→ **Set task**
Return every line of the data below that includes the string "true".

─── Record extracts

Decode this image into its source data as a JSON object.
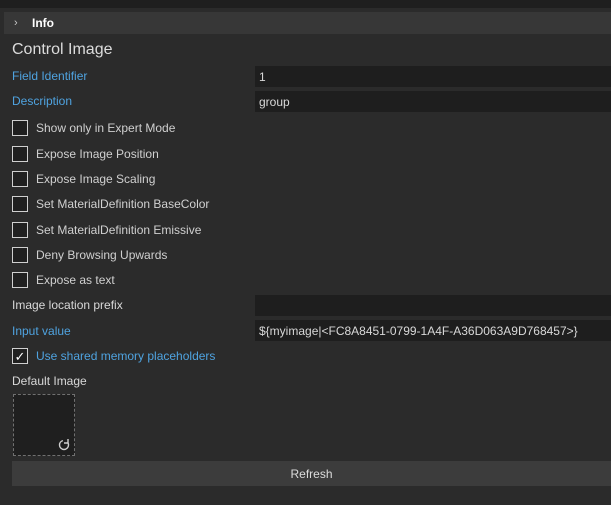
{
  "header": {
    "title": "Info",
    "collapsed": true
  },
  "panel": {
    "title": "Control Image"
  },
  "fields": {
    "field_identifier": {
      "label": "Field Identifier",
      "value": "1"
    },
    "description": {
      "label": "Description",
      "value": "group"
    },
    "image_location_prefix": {
      "label": "Image location prefix",
      "value": ""
    },
    "input_value": {
      "label": "Input value",
      "value": "${myimage|<FC8A8451-0799-1A4F-A36D063A9D768457>}"
    }
  },
  "checkboxes": [
    {
      "label": "Show only in Expert Mode",
      "checked": false
    },
    {
      "label": "Expose Image Position",
      "checked": false
    },
    {
      "label": "Expose Image Scaling",
      "checked": false
    },
    {
      "label": "Set MaterialDefinition BaseColor",
      "checked": false
    },
    {
      "label": "Set MaterialDefinition Emissive",
      "checked": false
    },
    {
      "label": "Deny Browsing Upwards",
      "checked": false
    },
    {
      "label": "Expose as text",
      "checked": false
    }
  ],
  "shared_memory": {
    "label": "Use shared memory placeholders",
    "checked": true,
    "check_glyph": "✓"
  },
  "default_image": {
    "label": "Default Image",
    "icon": "reload-icon"
  },
  "refresh_button": {
    "label": "Refresh"
  },
  "colors": {
    "accent_label": "#4fa3e0",
    "background": "#2b2b2b",
    "field_bg": "#1e1e1e"
  }
}
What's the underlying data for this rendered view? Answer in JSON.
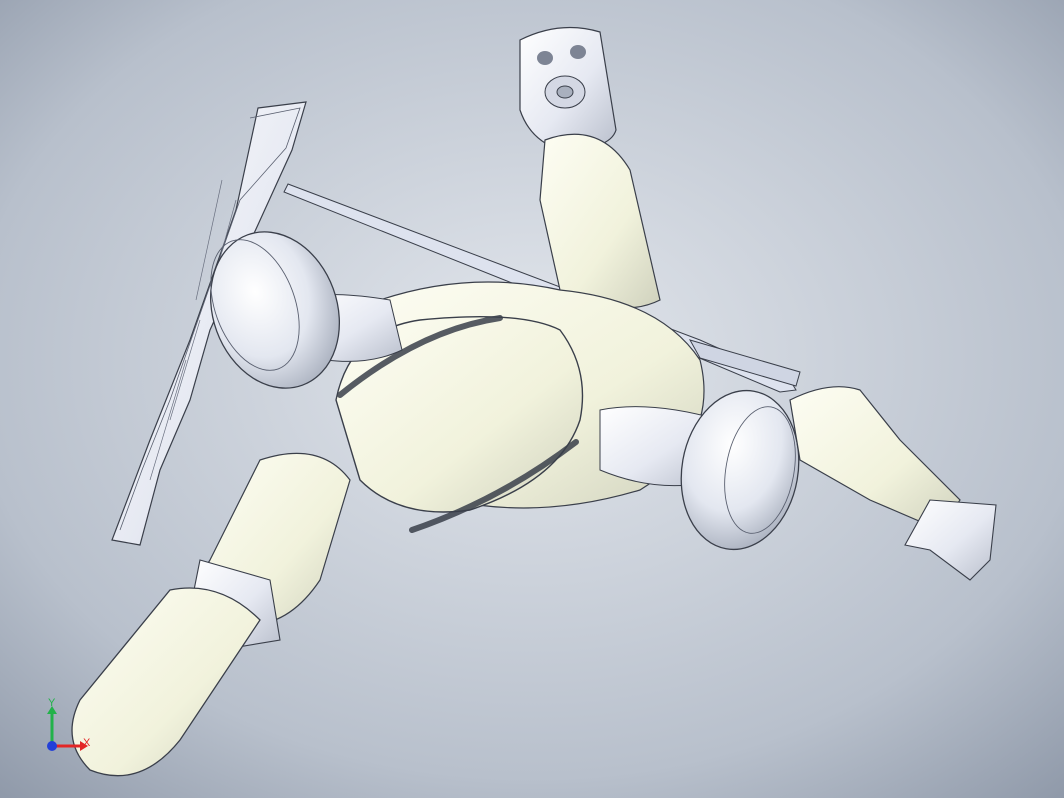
{
  "viewport": {
    "background_top": "#8e98a8",
    "background_center": "#e2e6ec",
    "background_bottom": "#aab2bf"
  },
  "model": {
    "body_color": "#f4f5e2",
    "shell_color": "#e8ebf4",
    "edge_color": "#3a3f4a",
    "shadow_color": "#c9cbb8"
  },
  "triad": {
    "x_label": "X",
    "y_label": "Y",
    "x_color": "#e32626",
    "y_color": "#22b24a",
    "z_color": "#2340d8"
  }
}
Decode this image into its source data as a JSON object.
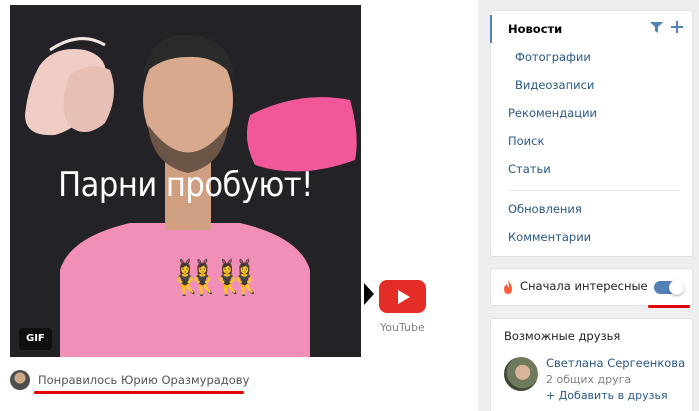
{
  "post": {
    "media_title": "Парни пробуют!",
    "gif_badge": "GIF",
    "emoji": "👯‍♀️👯‍♀️",
    "source_label": "YouTube",
    "liked_by_text": "Понравилось Юрию Оразмурадову"
  },
  "news_menu": {
    "items": [
      {
        "label": "Новости",
        "active": true
      },
      {
        "label": "Фотографии",
        "sub": true
      },
      {
        "label": "Видеозаписи",
        "sub": true
      },
      {
        "label": "Рекомендации"
      },
      {
        "label": "Поиск"
      },
      {
        "label": "Статьи"
      },
      {
        "label": "Обновления"
      },
      {
        "label": "Комментарии"
      }
    ],
    "icons": [
      "filter-icon",
      "plus-icon"
    ]
  },
  "interesting_first": {
    "label": "Сначала интересные",
    "enabled": true,
    "icon": "fire-icon"
  },
  "suggested_friends": {
    "title": "Возможные друзья",
    "friend": {
      "name": "Светлана Сергеенкова",
      "mutual": "2 общих друга",
      "add_label": "+ Добавить в друзья"
    }
  },
  "colors": {
    "link": "#2a5885",
    "accent": "#5181b8",
    "annotation_red": "#e00000",
    "youtube_red": "#e52d27",
    "shirt_pink": "#f28fb8"
  }
}
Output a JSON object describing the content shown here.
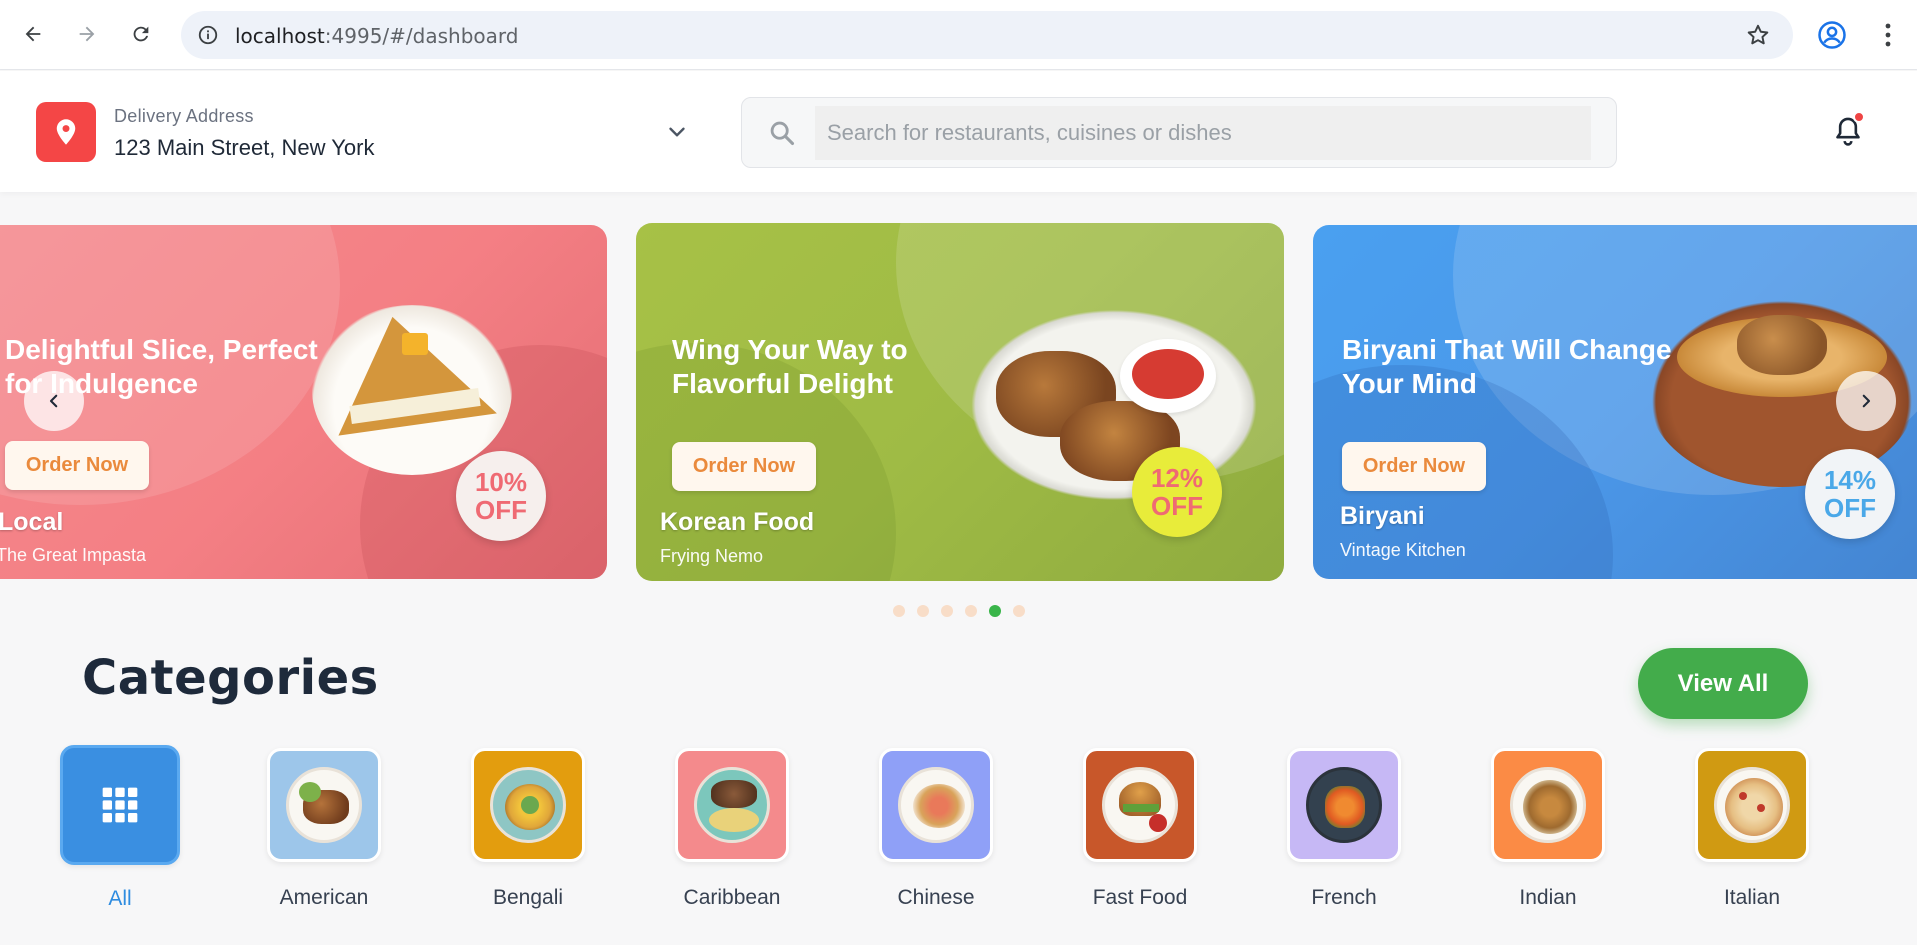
{
  "browser": {
    "url_host": "localhost",
    "url_rest": ":4995/#/dashboard"
  },
  "header": {
    "address_label": "Delivery Address",
    "address_value": "123 Main Street, New York",
    "search_placeholder": "Search for restaurants, cuisines or dishes"
  },
  "carousel": {
    "slides": [
      {
        "title": "Delightful Slice, Perfect for Indulgence",
        "button": "Order Now",
        "cuisine": "Local",
        "restaurant": "The Great Impasta",
        "discount_pct": "10%",
        "discount_word": "OFF"
      },
      {
        "title": "Wing Your Way to Flavorful Delight",
        "button": "Order Now",
        "cuisine": "Korean Food",
        "restaurant": "Frying Nemo",
        "discount_pct": "12%",
        "discount_word": "OFF"
      },
      {
        "title": "Biryani That Will Change Your Mind",
        "button": "Order Now",
        "cuisine": "Biryani",
        "restaurant": "Vintage Kitchen",
        "discount_pct": "14%",
        "discount_word": "OFF"
      }
    ],
    "dot_count": 6,
    "active_dot": 5
  },
  "categories": {
    "title": "Categories",
    "view_all": "View All",
    "items": [
      {
        "label": "All",
        "color": "#3a8fe1"
      },
      {
        "label": "American",
        "color": "#9dc6ea"
      },
      {
        "label": "Bengali",
        "color": "#e39d0e"
      },
      {
        "label": "Caribbean",
        "color": "#f48a8c"
      },
      {
        "label": "Chinese",
        "color": "#8fa0f7"
      },
      {
        "label": "Fast Food",
        "color": "#c8572a"
      },
      {
        "label": "French",
        "color": "#c6b8f5"
      },
      {
        "label": "Indian",
        "color": "#fb8b45"
      },
      {
        "label": "Italian",
        "color": "#d09a12"
      }
    ]
  },
  "colors": {
    "accent_red": "#f44646",
    "accent_green": "#43ac4b",
    "accent_blue": "#3a8fe1"
  }
}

──────

→ **Output below**
    "collapsed": true
    "checked": true,
        "active": true
        "sub": true
        "sub": true
    "enabled": true,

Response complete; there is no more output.